What is asked
Identify the lines that contain the string "India" and copy all of them.

Stored data
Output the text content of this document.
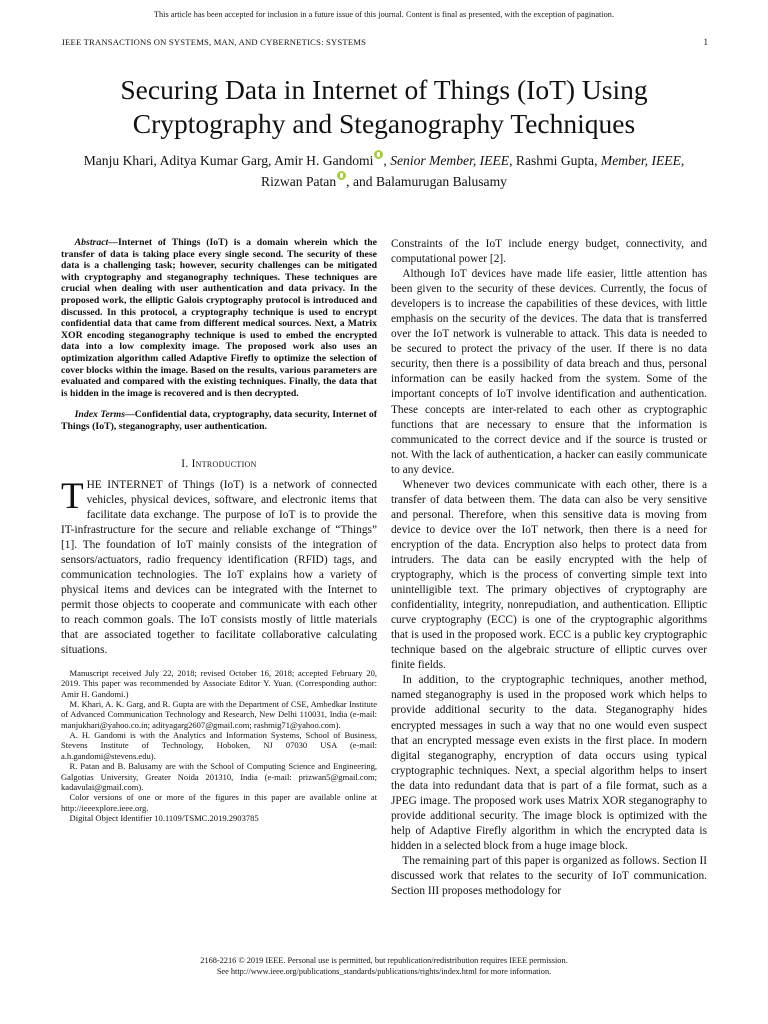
This article has been accepted for inclusion in a future issue of this journal. Content is final as presented, with the exception of pagination.
IEEE TRANSACTIONS ON SYSTEMS, MAN, AND CYBERNETICS: SYSTEMS	1
Securing Data in Internet of Things (IoT) Using
Cryptography and Steganography Techniques
Manju Khari, Aditya Kumar Garg, Amir H. Gandomi , Senior Member, IEEE, Rashmi Gupta, Member, IEEE,
Rizwan Patan , and Balamurugan Balusamy

Abstract—Internet of Things (IoT) is a domain wherein which the transfer of data is taking place every single second. The security of these data is a challenging task; however, security challenges can be mitigated with cryptography and steganography techniques. These techniques are crucial when dealing with user authentication and data privacy. In the proposed work, the elliptic Galois cryptography protocol is introduced and discussed. In this protocol, a cryptography technique is used to encrypt confidential data that came from different medical sources. Next, a Matrix XOR encoding steganography technique is used to embed the encrypted data into a low complexity image. The proposed work also uses an optimization algorithm called Adaptive Firefly to optimize the selection of cover blocks within the image. Based on the results, various parameters are evaluated and compared with the existing techniques. Finally, the data that is hidden in the image is recovered and is then decrypted.

Index Terms—Confidential data, cryptography, data security, Internet of Things (IoT), steganography, user authentication.

I. Introduction

THE INTERNET of Things (IoT) is a network of connected vehicles, physical devices, software, and electronic items that facilitate data exchange. The purpose of IoT is to provide the IT-infrastructure for the secure and reliable exchange of “Things” [1]. The foundation of IoT mainly consists of the integration of sensors/actuators, radio frequency identification (RFID) tags, and communication technologies. The IoT explains how a variety of physical items and devices can be integrated with the Internet to permit those objects to cooperate and communicate with each other to reach common goals. The IoT consists mostly of little materials that are associated together to facilitate collaborative calculating situations.

Manuscript received July 22, 2018; revised October 16, 2018; accepted February 20, 2019. This paper was recommended by Associate Editor Y. Yuan. (Corresponding author: Amir H. Gandomi.)

M. Khari, A. K. Garg, and R. Gupta are with the Department of CSE, Ambedkar Institute of Advanced Communication Technology and Research, New Delhi 110031, India (e-mail: manjukhari@yahoo.co.in; adityagarg2607@gmail.com; rashmig71@yahoo.com).

A. H. Gandomi is with the Analytics and Information Systems, School of Business, Stevens Institute of Technology, Hoboken, NJ 07030 USA (e-mail: a.h.gandomi@stevens.edu).

R. Patan and B. Balusamy are with the School of Computing Science and Engineering, Galgotias University, Greater Noida 201310, India (e-mail: prizwan5@gmail.com; kadavulai@gmail.com).

Color versions of one or more of the figures in this paper are available online at http://ieeexplore.ieee.org.

Digital Object Identifier 10.1109/TSMC.2019.2903785

Constraints of the IoT include energy budget, connectivity, and computational power [2].

Although IoT devices have made life easier, little attention has been given to the security of these devices. Currently, the focus of developers is to increase the capabilities of these devices, with little emphasis on the security of the devices. The data that is transferred over the IoT network is vulnerable to attack. This data is needed to be secured to protect the privacy of the user. If there is no data security, then there is a possibility of data breach and thus, personal information can be easily hacked from the system. Some of the important concepts of IoT involve identification and authentication. These concepts are inter-related to each other as cryptographic functions that are necessary to ensure that the information is communicated to the correct device and if the source is trusted or not. With the lack of authentication, a hacker can easily communicate to any device.

Whenever two devices communicate with each other, there is a transfer of data between them. The data can also be very sensitive and personal. Therefore, when this sensitive data is moving from device to device over the IoT network, then there is a need for encryption of the data. Encryption also helps to protect data from intruders. The data can be easily encrypted with the help of cryptography, which is the process of converting simple text into unintelligible text. The primary objectives of cryptography are confidentiality, integrity, nonrepudiation, and authentication. Elliptic curve cryptography (ECC) is one of the cryptographic algorithms that is used in the proposed work. ECC is a public key cryptographic technique based on the algebraic structure of elliptic curves over finite fields.

In addition, to the cryptographic techniques, another method, named steganography is used in the proposed work which helps to provide additional security to the data. Steganography hides encrypted messages in such a way that no one would even suspect that an encrypted message even exists in the first place. In modern digital steganography, encryption of data occurs using typical cryptographic techniques. Next, a special algorithm helps to insert the data into redundant data that is part of a file format, such as a JPEG image. The proposed work uses Matrix XOR steganography to provide additional security. The image block is optimized with the help of Adaptive Firefly algorithm in which the encrypted data is hidden in a selected block from a huge image block.

The remaining part of this paper is organized as follows. Section II discussed work that relates to the security of IoT communication. Section III proposes methodology for

2168-2216 © 2019 IEEE. Personal use is permitted, but republication/redistribution requires IEEE permission.
See http://www.ieee.org/publications_standards/publications/rights/index.html for more information.
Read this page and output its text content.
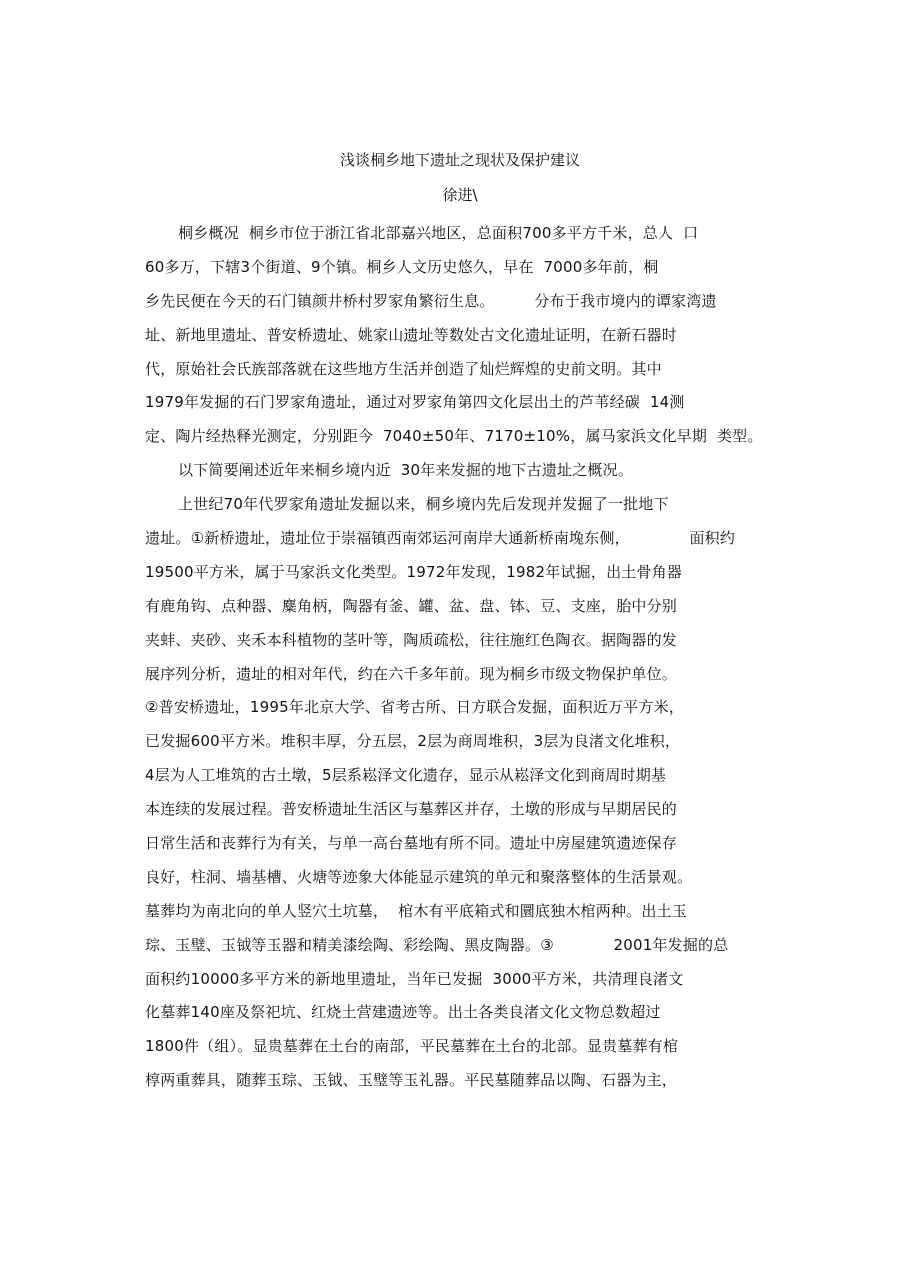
浅谈桐乡地下遗址之现状及保护建议
徐进\
桐乡概况  桐乡市位于浙江省北部嘉兴地区，总面积700多平方千米，总人  口
60多万，下辖3个街道、9个镇。桐乡人文历史悠久，早在  7000多年前，桐
乡先民便在今天的石门镇颜井桥村罗家角繁衍生息。        分布于我市境内的谭家湾遗
址、新地里遗址、普安桥遗址、姚家山遗址等数处古文化遗址证明，在新石器时
代，原始社会氏族部落就在这些地方生活并创造了灿烂辉煌的史前文明。其中
1979年发掘的石门罗家角遗址，通过对罗家角第四文化层出土的芦苇经碳  14测
定、陶片经热释光测定，分别距今  7040±50年、7170±10%，属马家浜文化早期  类型。
以下简要阐述近年来桐乡境内近  30年来发掘的地下古遗址之概况。
上世纪70年代罗家角遗址发掘以来，桐乡境内先后发现并发掘了一批地下
遗址。①新桥遗址，遗址位于崇福镇西南郊运河南岸大通新桥南堍东侧，            面积约
19500平方米，属于马家浜文化类型。1972年发现，1982年试掘，出土骨角器
有鹿角钩、点种器、麋角柄，陶器有釜、罐、盆、盘、钵、豆、支座，胎中分别
夹蚌、夹砂、夹禾本科植物的茎叶等，陶质疏松，往往施红色陶衣。据陶器的发
展序列分析，遗址的相对年代，约在六千多年前。现为桐乡市级文物保护单位。
②普安桥遗址，1995年北京大学、省考古所、日方联合发掘，面积近万平方米，
已发掘600平方米。堆积丰厚，分五层，2层为商周堆积，3层为良渚文化堆积，
4层为人工堆筑的古土墩，5层系崧泽文化遗存，显示从崧泽文化到商周时期基
本连续的发展过程。普安桥遗址生活区与墓葬区并存，土墩的形成与早期居民的
日常生活和丧葬行为有关，与单一高台墓地有所不同。遗址中房屋建筑遗迹保存
良好，柱洞、墙基槽、火塘等迹象大体能显示建筑的单元和聚落整体的生活景观。
墓葬均为南北向的单人竖穴土坑墓，  棺木有平底箱式和圜底独木棺两种。出土玉
琮、玉璧、玉钺等玉器和精美漆绘陶、彩绘陶、黑皮陶器。③            2001年发掘的总
面积约10000多平方米的新地里遗址，当年已发掘  3000平方米，共清理良渚文
化墓葬140座及祭祀坑、红烧土营建遗迹等。出土各类良渚文化文物总数超过
1800件（组）。显贵墓葬在土台的南部，平民墓葬在土台的北部。显贵墓葬有棺
椁两重葬具，随葬玉琮、玉钺、玉璧等玉礼器。平民墓随葬品以陶、石器为主，
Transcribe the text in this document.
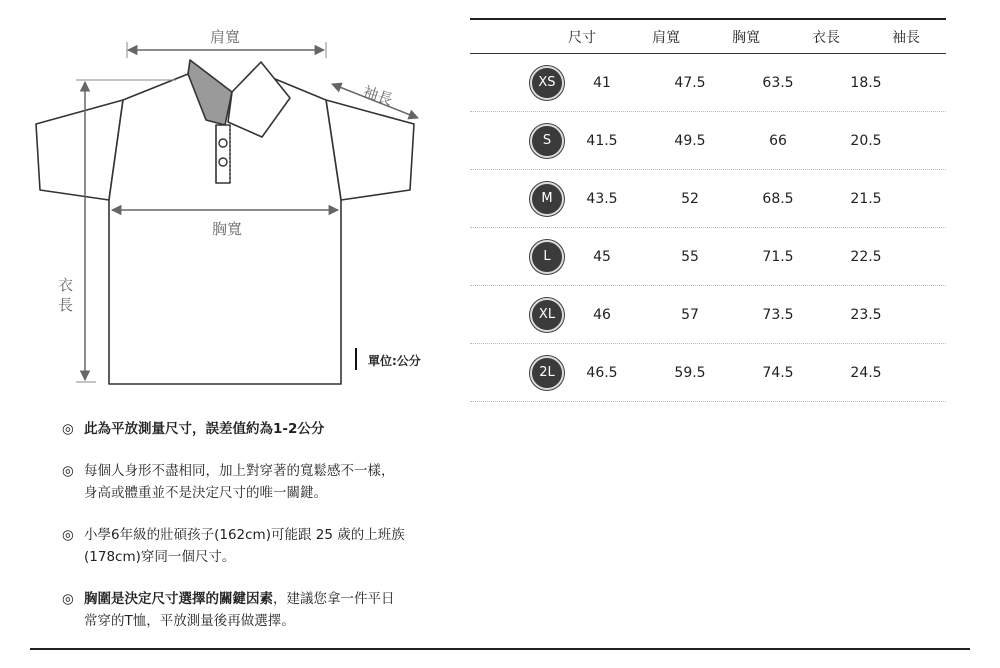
肩寬
袖長
胸寬
衣
長
單位:公分
尺寸	肩寬	胸寬	衣長	袖長
XS	41	47.5	63.5	18.5
S	41.5	49.5	66	20.5
M	43.5	52	68.5	21.5
L	45	55	71.5	22.5
XL	46	57	73.5	23.5
2L	46.5	59.5	74.5	24.5
◎ 此為平放測量尺寸，誤差值約為1-2公分
◎ 每個人身形不盡相同，加上對穿著的寬鬆感不一樣，
身高或體重並不是決定尺寸的唯一關鍵。
◎ 小學6年級的壯碩孩子(162cm)可能跟 25 歲的上班族
(178cm)穿同一個尺寸。
◎ 胸圍是決定尺寸選擇的關鍵因素，建議您拿一件平日
常穿的T恤，平放測量後再做選擇。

Problem solution
M. Khari, A. K. Garg, and R. Gupta are with the Department of CSE, Ambedkar Institute of Advanced Communication Technology and Research, New Delhi 110031, India (e-mail: manjukhari@yahoo.co.in; adityagarg2607@gmail.com; rashmig71@yahoo.com).
R. Patan and B. Balusamy are with the School of Computing Science and Engineering, Galgotias University, Greater Noida 201310, India (e-mail: prizwan5@gmail.com; kadavulai@gmail.com).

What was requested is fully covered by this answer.